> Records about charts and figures
╔══

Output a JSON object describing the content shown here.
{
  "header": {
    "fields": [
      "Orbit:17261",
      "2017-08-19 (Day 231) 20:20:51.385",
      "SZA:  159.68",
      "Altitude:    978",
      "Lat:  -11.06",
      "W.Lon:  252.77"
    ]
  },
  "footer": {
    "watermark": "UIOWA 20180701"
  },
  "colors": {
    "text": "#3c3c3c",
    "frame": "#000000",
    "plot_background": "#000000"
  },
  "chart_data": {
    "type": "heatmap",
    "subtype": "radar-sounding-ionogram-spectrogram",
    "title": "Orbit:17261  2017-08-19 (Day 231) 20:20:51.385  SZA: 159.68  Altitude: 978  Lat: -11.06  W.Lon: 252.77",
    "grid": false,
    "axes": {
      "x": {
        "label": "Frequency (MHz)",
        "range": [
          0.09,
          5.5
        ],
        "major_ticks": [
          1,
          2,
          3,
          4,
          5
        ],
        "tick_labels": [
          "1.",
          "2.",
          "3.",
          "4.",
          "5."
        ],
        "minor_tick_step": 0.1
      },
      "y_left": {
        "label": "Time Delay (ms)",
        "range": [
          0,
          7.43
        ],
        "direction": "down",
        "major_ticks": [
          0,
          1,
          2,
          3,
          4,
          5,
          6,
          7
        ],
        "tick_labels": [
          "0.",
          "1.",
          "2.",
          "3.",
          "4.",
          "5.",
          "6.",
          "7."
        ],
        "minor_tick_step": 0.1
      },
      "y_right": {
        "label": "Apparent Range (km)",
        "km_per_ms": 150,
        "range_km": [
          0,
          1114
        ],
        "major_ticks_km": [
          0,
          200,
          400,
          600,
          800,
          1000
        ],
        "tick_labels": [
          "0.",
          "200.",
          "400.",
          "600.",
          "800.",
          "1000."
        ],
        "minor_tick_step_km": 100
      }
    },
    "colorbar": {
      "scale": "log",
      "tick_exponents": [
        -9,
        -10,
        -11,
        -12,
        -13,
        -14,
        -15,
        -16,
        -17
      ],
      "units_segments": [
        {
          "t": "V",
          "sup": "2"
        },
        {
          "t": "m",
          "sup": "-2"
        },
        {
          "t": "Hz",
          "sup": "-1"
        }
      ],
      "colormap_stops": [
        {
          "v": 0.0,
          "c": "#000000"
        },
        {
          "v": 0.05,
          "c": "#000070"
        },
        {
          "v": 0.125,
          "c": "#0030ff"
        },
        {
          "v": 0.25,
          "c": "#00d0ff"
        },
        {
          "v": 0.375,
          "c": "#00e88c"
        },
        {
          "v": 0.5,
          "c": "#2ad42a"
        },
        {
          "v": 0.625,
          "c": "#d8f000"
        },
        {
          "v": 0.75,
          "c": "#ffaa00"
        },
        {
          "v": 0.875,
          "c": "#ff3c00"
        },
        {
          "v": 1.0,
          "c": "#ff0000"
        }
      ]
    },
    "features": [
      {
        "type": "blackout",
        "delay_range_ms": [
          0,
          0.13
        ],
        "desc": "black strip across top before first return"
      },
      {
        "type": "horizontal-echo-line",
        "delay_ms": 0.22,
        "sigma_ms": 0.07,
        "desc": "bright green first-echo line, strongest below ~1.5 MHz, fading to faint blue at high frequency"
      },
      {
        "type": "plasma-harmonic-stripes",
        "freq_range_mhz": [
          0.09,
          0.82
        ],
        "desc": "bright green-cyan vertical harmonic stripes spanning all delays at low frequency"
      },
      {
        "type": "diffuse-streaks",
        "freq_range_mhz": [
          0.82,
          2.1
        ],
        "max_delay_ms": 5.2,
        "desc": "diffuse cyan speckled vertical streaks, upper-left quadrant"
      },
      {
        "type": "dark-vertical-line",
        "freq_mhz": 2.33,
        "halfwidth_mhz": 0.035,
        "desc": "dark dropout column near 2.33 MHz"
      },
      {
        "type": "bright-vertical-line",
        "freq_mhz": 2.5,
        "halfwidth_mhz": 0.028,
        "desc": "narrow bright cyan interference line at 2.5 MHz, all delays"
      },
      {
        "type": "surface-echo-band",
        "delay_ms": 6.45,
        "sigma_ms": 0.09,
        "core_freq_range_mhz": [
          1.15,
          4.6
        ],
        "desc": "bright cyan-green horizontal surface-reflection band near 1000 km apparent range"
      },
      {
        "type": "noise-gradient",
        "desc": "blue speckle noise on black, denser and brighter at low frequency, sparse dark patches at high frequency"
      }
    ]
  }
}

╚══

> Stated problem
Return all of the above records exactly, leaving no line out.

> Reply to the task
Output a JSON object describing the content shown here.
{
  "header": {
    "fields": [
      "Orbit:17261",
      "2017-08-19 (Day 231) 20:20:51.385",
      "SZA:  159.68",
      "Altitude:    978",
      "Lat:  -11.06",
      "W.Lon:  252.77"
    ]
  },
  "footer": {
    "watermark": "UIOWA 20180701"
  },
  "colors": {
    "text": "#3c3c3c",
    "frame": "#000000",
    "plot_background": "#000000"
  },
  "chart_data": {
    "type": "heatmap",
    "subtype": "radar-sounding-ionogram-spectrogram",
    "title": "Orbit:17261  2017-08-19 (Day 231) 20:20:51.385  SZA: 159.68  Altitude: 978  Lat: -11.06  W.Lon: 252.77",
    "grid": false,
    "axes": {
      "x": {
        "label": "Frequency (MHz)",
        "range": [
          0.09,
          5.5
        ],
        "major_ticks": [
          1,
          2,
          3,
          4,
          5
        ],
        "tick_labels": [
          "1.",
          "2.",
          "3.",
          "4.",
          "5."
        ],
        "minor_tick_step": 0.1
      },
      "y_left": {
        "label": "Time Delay (ms)",
        "range": [
          0,
          7.43
        ],
        "direction": "down",
        "major_ticks": [
          0,
          1,
          2,
          3,
          4,
          5,
          6,
          7
        ],
        "tick_labels": [
          "0.",
          "1.",
          "2.",
          "3.",
          "4.",
          "5.",
          "6.",
          "7."
        ],
        "minor_tick_step": 0.1
      },
      "y_right": {
        "label": "Apparent Range (km)",
        "km_per_ms": 150,
        "range_km": [
          0,
          1114
        ],
        "major_ticks_km": [
          0,
          200,
          400,
          600,
          800,
          1000
        ],
        "tick_labels": [
          "0.",
          "200.",
          "400.",
          "600.",
          "800.",
          "1000."
        ],
        "minor_tick_step_km": 100
      }
    },
    "colorbar": {
      "scale": "log",
      "tick_exponents": [
        -9,
        -10,
        -11,
        -12,
        -13,
        -14,
        -15,
        -16,
        -17
      ],
      "units_segments": [
        {
          "t": "V",
          "sup": "2"
        },
        {
          "t": "m",
          "sup": "-2"
        },
        {
          "t": "Hz",
          "sup": "-1"
        }
      ],
      "colormap_stops": [
        {
          "v": 0.0,
          "c": "#000000"
        },
        {
          "v": 0.05,
          "c": "#000070"
        },
        {
          "v": 0.125,
          "c": "#0030ff"
        },
        {
          "v": 0.25,
          "c": "#00d0ff"
        },
        {
          "v": 0.375,
          "c": "#00e88c"
        },
        {
          "v": 0.5,
          "c": "#2ad42a"
        },
        {
          "v": 0.625,
          "c": "#d8f000"
        },
        {
          "v": 0.75,
          "c": "#ffaa00"
        },
        {
          "v": 0.875,
          "c": "#ff3c00"
        },
        {
          "v": 1.0,
          "c": "#ff0000"
        }
      ]
    },
    "features": [
      {
        "type": "blackout",
        "delay_range_ms": [
          0,
          0.13
        ],
        "desc": "black strip across top before first return"
      },
      {
        "type": "horizontal-echo-line",
        "delay_ms": 0.22,
        "sigma_ms": 0.07,
        "desc": "bright green first-echo line, strongest below ~1.5 MHz, fading to faint blue at high frequency"
      },
      {
        "type": "plasma-harmonic-stripes",
        "freq_range_mhz": [
          0.09,
          0.82
        ],
        "desc": "bright green-cyan vertical harmonic stripes spanning all delays at low frequency"
      },
      {
        "type": "diffuse-streaks",
        "freq_range_mhz": [
          0.82,
          2.1
        ],
        "max_delay_ms": 5.2,
        "desc": "diffuse cyan speckled vertical streaks, upper-left quadrant"
      },
      {
        "type": "dark-vertical-line",
        "freq_mhz": 2.33,
        "halfwidth_mhz": 0.035,
        "desc": "dark dropout column near 2.33 MHz"
      },
      {
        "type": "bright-vertical-line",
        "freq_mhz": 2.5,
        "halfwidth_mhz": 0.028,
        "desc": "narrow bright cyan interference line at 2.5 MHz, all delays"
      },
      {
        "type": "surface-echo-band",
        "delay_ms": 6.45,
        "sigma_ms": 0.09,
        "core_freq_range_mhz": [
          1.15,
          4.6
        ],
        "desc": "bright cyan-green horizontal surface-reflection band near 1000 km apparent range"
      },
      {
        "type": "noise-gradient",
        "desc": "blue speckle noise on black, denser and brighter at low frequency, sparse dark patches at high frequency"
      }
    ]
  }
}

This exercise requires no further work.